__Exercise task__. Leaving out all pictures, transcribe exactly the lines between the line with "What text is on this page?" and the last line of the records below, both included.

* start Input data *

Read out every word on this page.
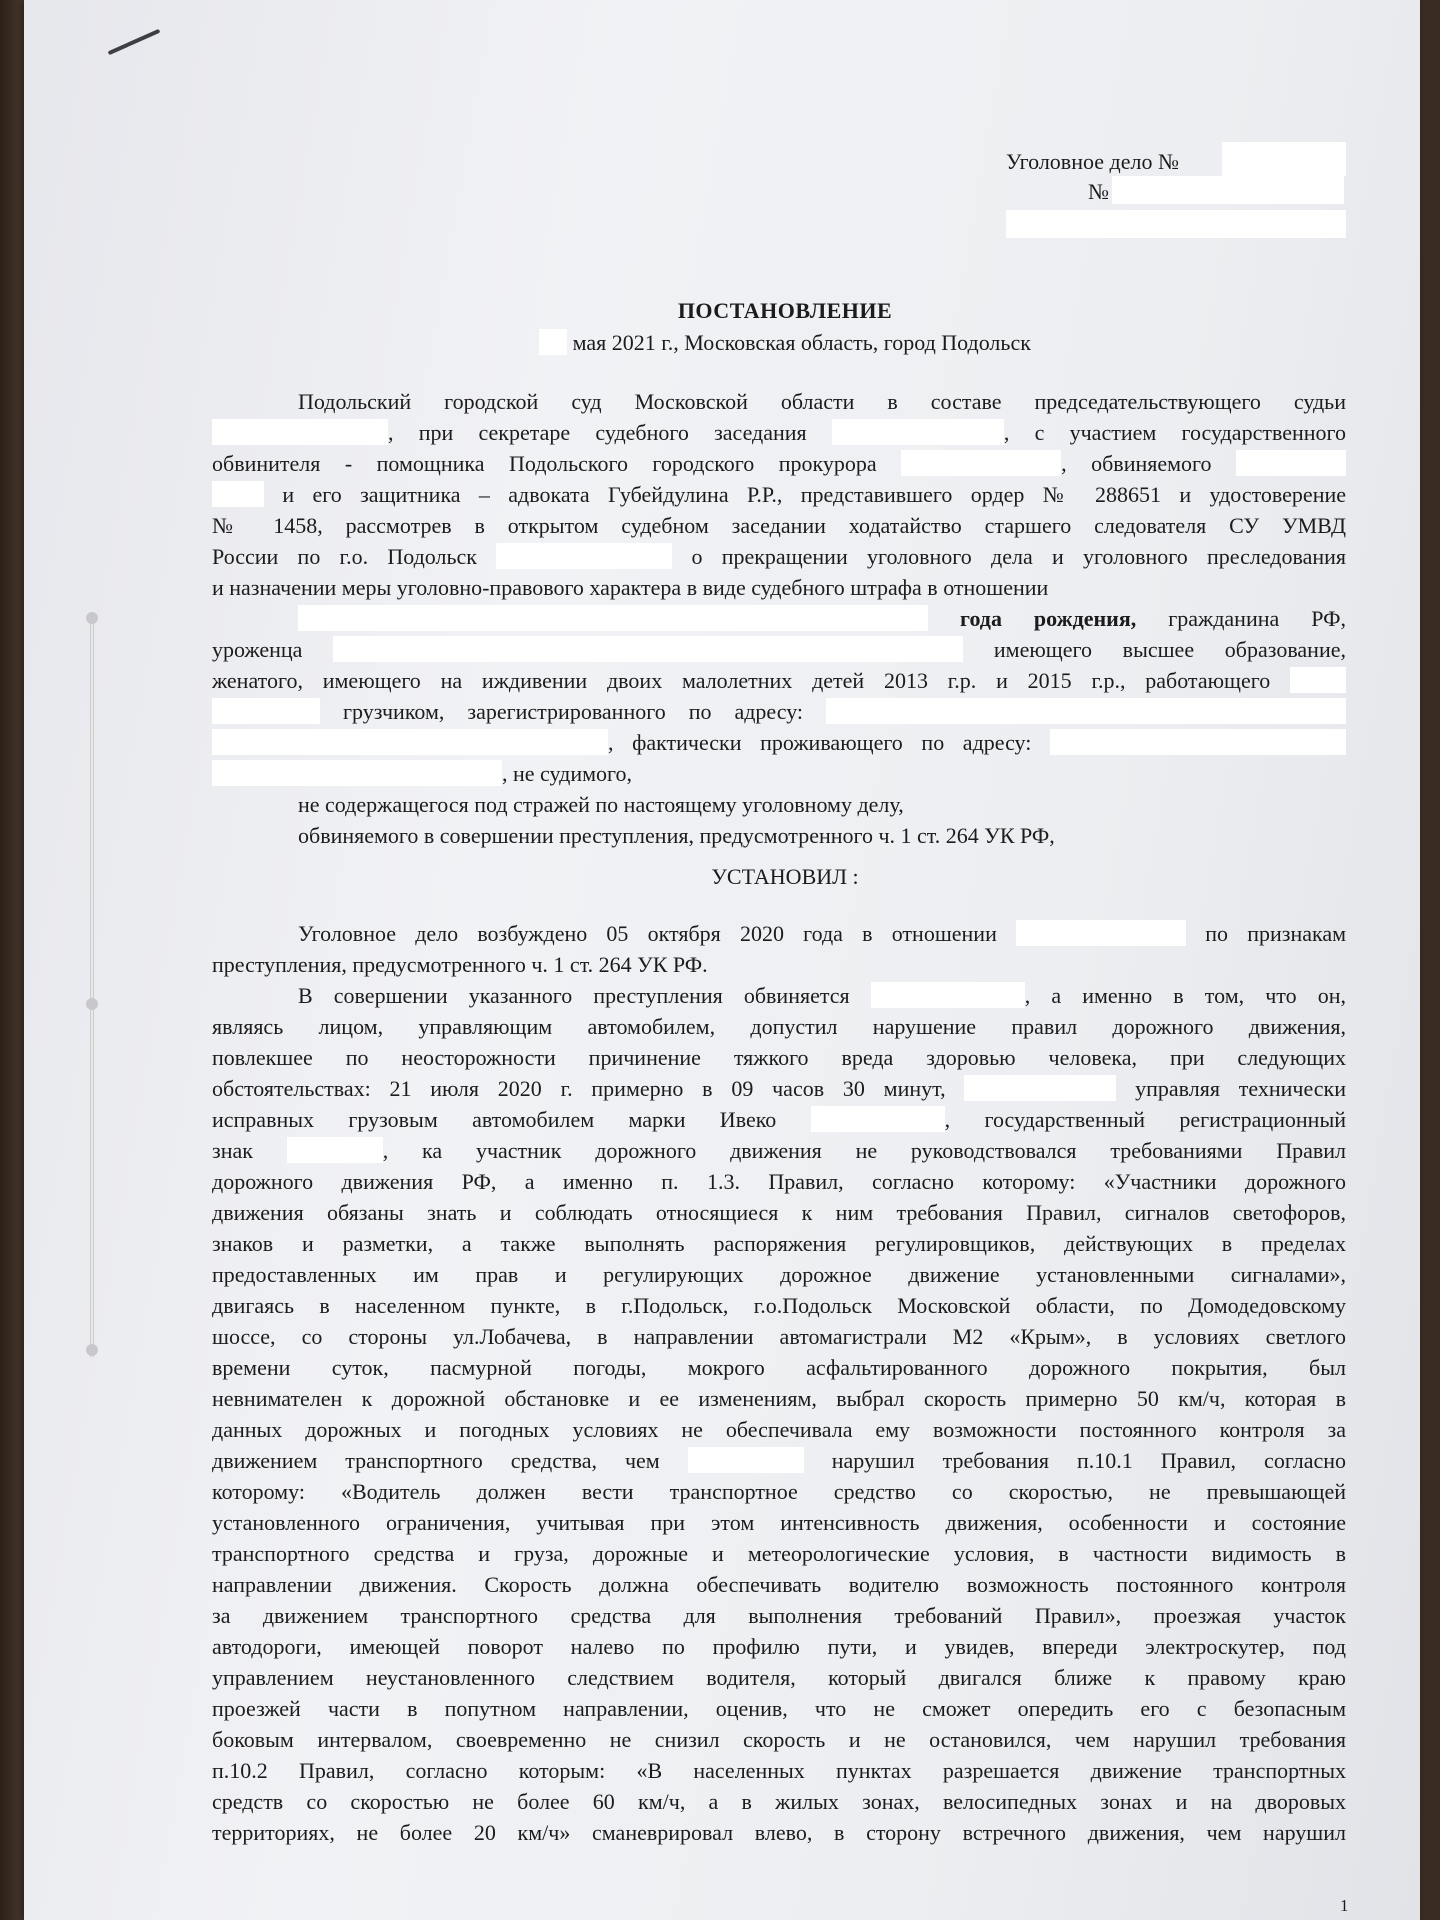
Уголовное дело №
№
ПОСТАНОВЛЕНИЕ
мая 2021 г., Московская область, город Подольск
Подольский городской суд Московской области в составе председательствующего судьи
, при секретаре судебного заседания	, с участием государственного
обвинителя - помощника Подольского городского прокурора	, обвиняемого
и его защитника – адвоката Губейдулина Р.Р., представившего ордер № 288651 и удостоверение
№ 1458, рассмотрев в открытом судебном заседании ходатайство старшего следователя СУ УМВД
России по г.о. Подольск	о прекращении уголовного дела и уголовного преследования
и назначении меры уголовно-правового характера в виде судебного штрафа в отношении
года рождения, гражданина РФ,
уроженца	имеющего высшее образование,
женатого, имеющего на иждивении двоих малолетних детей 2013 г.р. и 2015 г.р., работающего
грузчиком, зарегистрированного по адресу:
, фактически проживающего по адресу:
, не судимого,
не содержащегося под стражей по настоящему уголовному делу,
обвиняемого в совершении преступления, предусмотренного ч. 1 ст. 264 УК РФ,
УСТАНОВИЛ :
Уголовное дело возбуждено 05 октября 2020 года в отношении	по признакам
преступления, предусмотренного ч. 1 ст. 264 УК РФ.
В совершении указанного преступления обвиняется	, а именно в том, что он,
являясь лицом, управляющим автомобилем, допустил нарушение правил дорожного движения,
повлекшее по неосторожности причинение тяжкого вреда здоровью человека, при следующих
обстоятельствах: 21 июля 2020 г. примерно в 09 часов 30 минут,	управляя технически
исправных грузовым автомобилем марки Ивеко	, государственный регистрационный
знак	, ка участник дорожного движения не руководствовался требованиями Правил
дорожного движения РФ, а именно п. 1.3. Правил, согласно которому: «Участники дорожного
движения обязаны знать и соблюдать относящиеся к ним требования Правил, сигналов светофоров,
знаков и разметки, а также выполнять распоряжения регулировщиков, действующих в пределах
предоставленных им прав и регулирующих дорожное движение установленными сигналами»,
двигаясь в населенном пункте, в г.Подольск, г.о.Подольск Московской области, по Домодедовскому
шоссе, со стороны ул.Лобачева, в направлении автомагистрали М2 «Крым», в условиях светлого
времени суток, пасмурной погоды, мокрого асфальтированного дорожного покрытия, был
невнимателен к дорожной обстановке и ее изменениям, выбрал скорость примерно 50 км/ч, которая в
данных дорожных и погодных условиях не обеспечивала ему возможности постоянного контроля за
движением транспортного средства, чем	нарушил требования п.10.1 Правил, согласно
которому: «Водитель должен вести транспортное средство со скоростью, не превышающей
установленного ограничения, учитывая при этом интенсивность движения, особенности и состояние
транспортного средства и груза, дорожные и метеорологические условия, в частности видимость в
направлении движения. Скорость должна обеспечивать водителю возможность постоянного контроля
за движением транспортного средства для выполнения требований Правил», проезжая участок
автодороги, имеющей поворот налево по профилю пути, и увидев, впереди электроскутер, под
управлением неустановленного следствием водителя, который двигался ближе к правому краю
проезжей части в попутном направлении, оценив, что не сможет опередить его с безопасным
боковым интервалом, своевременно не снизил скорость и не остановился, чем нарушил требования
п.10.2 Правил, согласно которым: «В населенных пунктах разрешается движение транспортных
средств со скоростью не более 60 км/ч, а в жилых зонах, велосипедных зонах и на дворовых
территориях, не более 20 км/ч» сманеврировал влево, в сторону встречного движения, чем нарушил
1
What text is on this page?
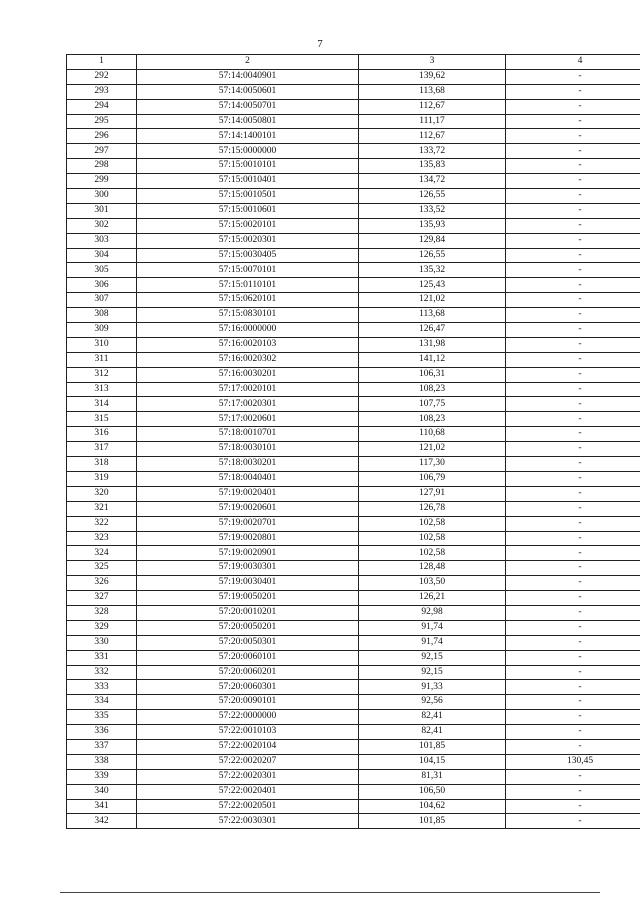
7
1	2	3	4
292	57:14:0040901	139,62	-
293	57:14:0050601	113,68	-
294	57:14:0050701	112,67	-
295	57:14:0050801	111,17	-
296	57:14:1400101	112,67	-
297	57:15:0000000	133,72	-
298	57:15:0010101	135,83	-
299	57:15:0010401	134,72	-
300	57:15:0010501	126,55	-
301	57:15:0010601	133,52	-
302	57:15:0020101	135,93	-
303	57:15:0020301	129,84	-
304	57:15:0030405	126,55	-
305	57:15:0070101	135,32	-
306	57:15:0110101	125,43	-
307	57:15:0620101	121,02	-
308	57:15:0830101	113,68	-
309	57:16:0000000	126,47	-
310	57:16:0020103	131,98	-
311	57:16:0020302	141,12	-
312	57:16:0030201	106,31	-
313	57:17:0020101	108,23	-
314	57:17:0020301	107,75	-
315	57:17:0020601	108,23	-
316	57:18:0010701	110,68	-
317	57:18:0030101	121,02	-
318	57:18:0030201	117,30	-
319	57:18:0040401	106,79	-
320	57:19:0020401	127,91	-
321	57:19:0020601	126,78	-
322	57:19:0020701	102,58	-
323	57:19:0020801	102,58	-
324	57:19:0020901	102,58	-
325	57:19:0030301	128,48	-
326	57:19:0030401	103,50	-
327	57:19:0050201	126,21	-
328	57:20:0010201	92,98	-
329	57:20:0050201	91,74	-
330	57:20:0050301	91,74	-
331	57:20:0060101	92,15	-
332	57:20:0060201	92,15	-
333	57:20:0060301	91,33	-
334	57:20:0090101	92,56	-
335	57:22:0000000	82,41	-
336	57:22:0010103	82,41	-
337	57:22:0020104	101,85	-
338	57:22:0020207	104,15	130,45
339	57:22:0020301	81,31	-
340	57:22:0020401	106,50	-
341	57:22:0020501	104,62	-
342	57:22:0030301	101,85	-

* end Input data *

__The result__.
What text is on this page?
7
1	2	3	4
292	57:14:0040901	139,62	-
293	57:14:0050601	113,68	-
294	57:14:0050701	112,67	-
295	57:14:0050801	111,17	-
296	57:14:1400101	112,67	-
297	57:15:0000000	133,72	-
298	57:15:0010101	135,83	-
299	57:15:0010401	134,72	-
300	57:15:0010501	126,55	-
301	57:15:0010601	133,52	-
302	57:15:0020101	135,93	-
303	57:15:0020301	129,84	-
304	57:15:0030405	126,55	-
305	57:15:0070101	135,32	-
306	57:15:0110101	125,43	-
307	57:15:0620101	121,02	-
308	57:15:0830101	113,68	-
309	57:16:0000000	126,47	-
310	57:16:0020103	131,98	-
311	57:16:0020302	141,12	-
312	57:16:0030201	106,31	-
313	57:17:0020101	108,23	-
314	57:17:0020301	107,75	-
315	57:17:0020601	108,23	-
316	57:18:0010701	110,68	-
317	57:18:0030101	121,02	-
318	57:18:0030201	117,30	-
319	57:18:0040401	106,79	-
320	57:19:0020401	127,91	-
321	57:19:0020601	126,78	-
322	57:19:0020701	102,58	-
323	57:19:0020801	102,58	-
324	57:19:0020901	102,58	-
325	57:19:0030301	128,48	-
326	57:19:0030401	103,50	-
327	57:19:0050201	126,21	-
328	57:20:0010201	92,98	-
329	57:20:0050201	91,74	-
330	57:20:0050301	91,74	-
331	57:20:0060101	92,15	-
332	57:20:0060201	92,15	-
333	57:20:0060301	91,33	-
334	57:20:0090101	92,56	-
335	57:22:0000000	82,41	-
336	57:22:0010103	82,41	-
337	57:22:0020104	101,85	-
338	57:22:0020207	104,15	130,45
339	57:22:0020301	81,31	-
340	57:22:0020401	106,50	-
341	57:22:0020501	104,62	-
342	57:22:0030301	101,85	-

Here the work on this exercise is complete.